# Written exercise
Look through the data and write out every line with the word "title" in it.

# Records
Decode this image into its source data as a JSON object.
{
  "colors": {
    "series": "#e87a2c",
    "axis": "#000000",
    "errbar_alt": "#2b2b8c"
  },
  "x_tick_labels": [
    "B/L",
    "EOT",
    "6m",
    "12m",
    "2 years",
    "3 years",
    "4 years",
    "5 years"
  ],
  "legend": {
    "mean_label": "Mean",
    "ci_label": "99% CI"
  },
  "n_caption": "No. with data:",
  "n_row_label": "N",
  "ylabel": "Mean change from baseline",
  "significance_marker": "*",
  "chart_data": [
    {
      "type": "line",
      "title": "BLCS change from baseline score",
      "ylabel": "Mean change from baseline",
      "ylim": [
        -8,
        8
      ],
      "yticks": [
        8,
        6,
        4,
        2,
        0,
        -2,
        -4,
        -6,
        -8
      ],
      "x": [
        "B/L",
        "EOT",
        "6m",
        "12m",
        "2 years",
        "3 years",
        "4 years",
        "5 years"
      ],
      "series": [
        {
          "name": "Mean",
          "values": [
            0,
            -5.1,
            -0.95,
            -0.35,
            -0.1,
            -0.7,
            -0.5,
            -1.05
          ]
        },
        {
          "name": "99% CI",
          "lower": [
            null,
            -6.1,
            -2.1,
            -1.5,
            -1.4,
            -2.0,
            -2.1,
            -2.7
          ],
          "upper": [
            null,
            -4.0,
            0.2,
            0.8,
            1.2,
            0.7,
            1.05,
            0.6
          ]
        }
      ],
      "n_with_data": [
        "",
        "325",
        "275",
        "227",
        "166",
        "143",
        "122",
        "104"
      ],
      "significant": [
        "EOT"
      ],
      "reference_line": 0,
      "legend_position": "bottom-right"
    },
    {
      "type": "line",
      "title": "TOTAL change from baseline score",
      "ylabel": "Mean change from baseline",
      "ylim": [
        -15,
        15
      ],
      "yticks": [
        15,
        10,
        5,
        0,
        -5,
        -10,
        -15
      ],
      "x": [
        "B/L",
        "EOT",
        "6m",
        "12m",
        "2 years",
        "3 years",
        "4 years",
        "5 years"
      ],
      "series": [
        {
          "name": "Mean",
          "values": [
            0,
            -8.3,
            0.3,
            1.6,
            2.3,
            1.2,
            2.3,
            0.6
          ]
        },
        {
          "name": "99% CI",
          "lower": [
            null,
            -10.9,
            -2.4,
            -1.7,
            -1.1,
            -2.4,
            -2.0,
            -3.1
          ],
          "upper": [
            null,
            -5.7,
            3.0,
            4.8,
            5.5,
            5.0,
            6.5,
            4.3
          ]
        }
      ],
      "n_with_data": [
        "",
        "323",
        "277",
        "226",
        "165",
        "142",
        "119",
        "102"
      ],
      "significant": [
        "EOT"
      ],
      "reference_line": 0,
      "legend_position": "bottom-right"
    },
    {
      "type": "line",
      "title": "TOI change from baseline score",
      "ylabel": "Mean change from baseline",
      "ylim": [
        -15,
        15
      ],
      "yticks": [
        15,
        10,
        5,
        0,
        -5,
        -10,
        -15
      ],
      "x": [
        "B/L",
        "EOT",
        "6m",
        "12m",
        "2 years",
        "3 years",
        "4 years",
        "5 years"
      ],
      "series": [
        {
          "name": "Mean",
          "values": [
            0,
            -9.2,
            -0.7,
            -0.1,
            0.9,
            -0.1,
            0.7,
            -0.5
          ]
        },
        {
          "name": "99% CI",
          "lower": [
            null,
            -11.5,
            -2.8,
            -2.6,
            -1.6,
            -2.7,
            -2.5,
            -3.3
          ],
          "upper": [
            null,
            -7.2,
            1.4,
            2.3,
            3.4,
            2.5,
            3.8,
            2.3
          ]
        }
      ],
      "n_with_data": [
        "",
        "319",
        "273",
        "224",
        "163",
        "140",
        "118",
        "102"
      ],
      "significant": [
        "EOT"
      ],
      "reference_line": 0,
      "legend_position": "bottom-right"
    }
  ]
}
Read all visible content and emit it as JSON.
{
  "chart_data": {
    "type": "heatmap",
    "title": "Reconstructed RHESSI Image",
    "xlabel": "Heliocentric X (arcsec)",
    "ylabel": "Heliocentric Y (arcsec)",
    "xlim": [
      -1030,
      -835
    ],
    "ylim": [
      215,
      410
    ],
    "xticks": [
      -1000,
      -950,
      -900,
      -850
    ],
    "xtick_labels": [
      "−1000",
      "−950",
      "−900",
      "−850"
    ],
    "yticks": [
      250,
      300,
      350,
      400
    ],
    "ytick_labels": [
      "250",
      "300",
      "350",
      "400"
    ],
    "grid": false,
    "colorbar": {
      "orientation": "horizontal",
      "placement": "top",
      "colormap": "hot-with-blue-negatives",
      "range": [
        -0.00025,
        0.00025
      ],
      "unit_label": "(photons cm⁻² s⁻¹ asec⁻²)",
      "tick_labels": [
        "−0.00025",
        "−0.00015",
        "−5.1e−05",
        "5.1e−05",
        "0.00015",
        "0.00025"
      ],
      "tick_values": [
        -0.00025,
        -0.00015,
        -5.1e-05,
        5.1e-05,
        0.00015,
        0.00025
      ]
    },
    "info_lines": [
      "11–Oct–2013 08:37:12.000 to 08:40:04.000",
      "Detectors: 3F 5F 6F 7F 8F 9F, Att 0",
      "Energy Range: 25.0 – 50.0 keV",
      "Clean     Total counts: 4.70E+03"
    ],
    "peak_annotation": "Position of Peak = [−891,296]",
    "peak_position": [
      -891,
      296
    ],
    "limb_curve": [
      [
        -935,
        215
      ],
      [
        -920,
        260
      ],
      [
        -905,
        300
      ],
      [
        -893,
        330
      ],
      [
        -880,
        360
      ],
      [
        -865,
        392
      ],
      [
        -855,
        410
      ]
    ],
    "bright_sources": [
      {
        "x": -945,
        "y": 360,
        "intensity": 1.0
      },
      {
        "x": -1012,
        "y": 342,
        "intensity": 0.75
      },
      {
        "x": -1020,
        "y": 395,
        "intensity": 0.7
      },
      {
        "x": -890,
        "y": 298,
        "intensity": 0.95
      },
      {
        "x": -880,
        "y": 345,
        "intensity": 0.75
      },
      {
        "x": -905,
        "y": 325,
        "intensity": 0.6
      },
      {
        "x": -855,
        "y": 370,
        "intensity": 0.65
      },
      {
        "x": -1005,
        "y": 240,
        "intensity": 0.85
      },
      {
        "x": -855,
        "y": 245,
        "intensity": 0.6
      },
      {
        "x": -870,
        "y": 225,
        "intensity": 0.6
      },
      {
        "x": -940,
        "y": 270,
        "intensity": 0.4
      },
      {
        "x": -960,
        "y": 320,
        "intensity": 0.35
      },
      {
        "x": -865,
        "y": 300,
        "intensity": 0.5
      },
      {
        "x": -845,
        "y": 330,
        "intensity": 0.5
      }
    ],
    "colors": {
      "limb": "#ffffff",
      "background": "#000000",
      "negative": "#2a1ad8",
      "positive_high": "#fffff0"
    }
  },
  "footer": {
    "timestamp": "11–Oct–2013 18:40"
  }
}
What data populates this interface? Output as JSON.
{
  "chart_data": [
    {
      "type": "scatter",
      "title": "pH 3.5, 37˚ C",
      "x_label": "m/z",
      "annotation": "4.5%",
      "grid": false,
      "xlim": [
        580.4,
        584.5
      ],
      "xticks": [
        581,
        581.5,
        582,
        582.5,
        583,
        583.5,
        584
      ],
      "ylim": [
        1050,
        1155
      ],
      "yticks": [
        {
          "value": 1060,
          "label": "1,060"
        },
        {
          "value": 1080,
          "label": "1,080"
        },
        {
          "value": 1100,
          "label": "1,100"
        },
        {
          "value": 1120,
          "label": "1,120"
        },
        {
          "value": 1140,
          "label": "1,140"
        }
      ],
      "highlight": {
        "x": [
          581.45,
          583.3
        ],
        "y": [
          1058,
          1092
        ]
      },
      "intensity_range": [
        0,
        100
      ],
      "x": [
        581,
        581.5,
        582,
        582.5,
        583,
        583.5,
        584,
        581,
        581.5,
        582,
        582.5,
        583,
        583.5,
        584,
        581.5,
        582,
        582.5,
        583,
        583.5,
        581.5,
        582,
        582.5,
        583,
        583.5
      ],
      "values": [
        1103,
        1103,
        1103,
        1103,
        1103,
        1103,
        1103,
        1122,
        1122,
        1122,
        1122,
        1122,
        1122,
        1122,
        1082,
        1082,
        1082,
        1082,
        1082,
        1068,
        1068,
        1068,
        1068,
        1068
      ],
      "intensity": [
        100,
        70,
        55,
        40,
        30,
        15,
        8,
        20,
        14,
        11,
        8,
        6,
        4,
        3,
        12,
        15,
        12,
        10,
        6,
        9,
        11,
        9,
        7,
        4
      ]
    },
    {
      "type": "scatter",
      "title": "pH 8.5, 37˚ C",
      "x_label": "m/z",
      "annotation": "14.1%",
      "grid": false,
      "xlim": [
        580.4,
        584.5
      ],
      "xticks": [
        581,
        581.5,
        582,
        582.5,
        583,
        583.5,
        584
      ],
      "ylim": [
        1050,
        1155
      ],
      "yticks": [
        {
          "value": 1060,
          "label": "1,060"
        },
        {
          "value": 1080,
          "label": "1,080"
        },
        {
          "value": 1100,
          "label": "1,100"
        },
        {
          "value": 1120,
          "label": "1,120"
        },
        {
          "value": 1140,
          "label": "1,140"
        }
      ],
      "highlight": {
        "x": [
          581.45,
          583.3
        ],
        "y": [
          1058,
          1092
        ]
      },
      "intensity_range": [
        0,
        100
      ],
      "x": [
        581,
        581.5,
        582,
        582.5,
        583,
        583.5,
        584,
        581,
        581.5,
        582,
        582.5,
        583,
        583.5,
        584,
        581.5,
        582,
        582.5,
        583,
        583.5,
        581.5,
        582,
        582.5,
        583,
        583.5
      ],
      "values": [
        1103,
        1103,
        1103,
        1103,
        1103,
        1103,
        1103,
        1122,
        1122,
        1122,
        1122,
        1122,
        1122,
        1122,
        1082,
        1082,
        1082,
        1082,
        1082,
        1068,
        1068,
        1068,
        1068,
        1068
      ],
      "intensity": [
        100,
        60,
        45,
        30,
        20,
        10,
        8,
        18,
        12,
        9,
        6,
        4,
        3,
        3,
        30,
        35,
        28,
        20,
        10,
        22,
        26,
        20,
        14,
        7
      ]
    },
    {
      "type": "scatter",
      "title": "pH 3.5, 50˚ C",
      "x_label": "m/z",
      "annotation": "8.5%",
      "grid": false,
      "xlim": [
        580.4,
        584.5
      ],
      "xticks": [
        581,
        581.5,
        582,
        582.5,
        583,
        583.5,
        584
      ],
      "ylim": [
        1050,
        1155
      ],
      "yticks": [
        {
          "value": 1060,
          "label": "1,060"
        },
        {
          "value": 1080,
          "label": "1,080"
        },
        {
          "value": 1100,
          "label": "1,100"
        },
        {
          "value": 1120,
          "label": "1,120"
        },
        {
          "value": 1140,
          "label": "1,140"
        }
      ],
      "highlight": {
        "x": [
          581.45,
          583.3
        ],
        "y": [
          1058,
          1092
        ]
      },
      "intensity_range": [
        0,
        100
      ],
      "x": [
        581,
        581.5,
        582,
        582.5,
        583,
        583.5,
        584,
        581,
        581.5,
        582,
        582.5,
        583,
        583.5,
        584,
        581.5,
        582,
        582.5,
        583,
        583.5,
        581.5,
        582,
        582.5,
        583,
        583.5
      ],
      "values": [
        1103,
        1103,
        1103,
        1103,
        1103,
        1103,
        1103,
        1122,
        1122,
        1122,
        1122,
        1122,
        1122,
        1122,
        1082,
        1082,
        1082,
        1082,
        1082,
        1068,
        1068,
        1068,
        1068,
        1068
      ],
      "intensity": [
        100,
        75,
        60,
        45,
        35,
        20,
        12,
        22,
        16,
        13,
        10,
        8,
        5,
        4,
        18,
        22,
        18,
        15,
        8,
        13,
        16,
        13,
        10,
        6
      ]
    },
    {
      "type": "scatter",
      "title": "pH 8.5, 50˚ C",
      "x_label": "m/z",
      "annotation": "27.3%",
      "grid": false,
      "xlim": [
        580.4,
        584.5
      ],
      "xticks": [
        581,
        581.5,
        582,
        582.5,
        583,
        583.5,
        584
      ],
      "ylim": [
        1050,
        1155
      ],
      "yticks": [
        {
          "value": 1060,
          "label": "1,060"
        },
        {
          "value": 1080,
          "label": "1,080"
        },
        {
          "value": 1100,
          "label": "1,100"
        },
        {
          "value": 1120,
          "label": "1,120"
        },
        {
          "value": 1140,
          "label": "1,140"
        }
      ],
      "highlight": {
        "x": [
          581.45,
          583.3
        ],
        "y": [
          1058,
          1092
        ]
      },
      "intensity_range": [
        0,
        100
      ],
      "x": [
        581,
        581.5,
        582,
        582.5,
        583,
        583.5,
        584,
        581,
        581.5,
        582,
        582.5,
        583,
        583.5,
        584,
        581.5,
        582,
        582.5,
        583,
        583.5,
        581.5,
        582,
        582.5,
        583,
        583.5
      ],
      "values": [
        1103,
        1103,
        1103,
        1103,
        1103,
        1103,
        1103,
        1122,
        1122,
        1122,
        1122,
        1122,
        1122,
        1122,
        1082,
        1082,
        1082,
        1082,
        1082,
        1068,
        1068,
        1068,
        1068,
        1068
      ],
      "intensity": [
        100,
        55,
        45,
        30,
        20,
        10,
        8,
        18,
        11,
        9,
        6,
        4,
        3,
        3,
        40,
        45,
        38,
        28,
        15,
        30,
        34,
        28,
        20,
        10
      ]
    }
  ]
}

# Exercise answer
      "title": "BLCS change from baseline score",
      "title": "TOTAL change from baseline score",
      "title": "TOI change from baseline score",
    "title": "Reconstructed RHESSI Image",
      "title": "pH 3.5, 37˚ C",
      "title": "pH 8.5, 37˚ C",
      "title": "pH 3.5, 50˚ C",
      "title": "pH 8.5, 50˚ C",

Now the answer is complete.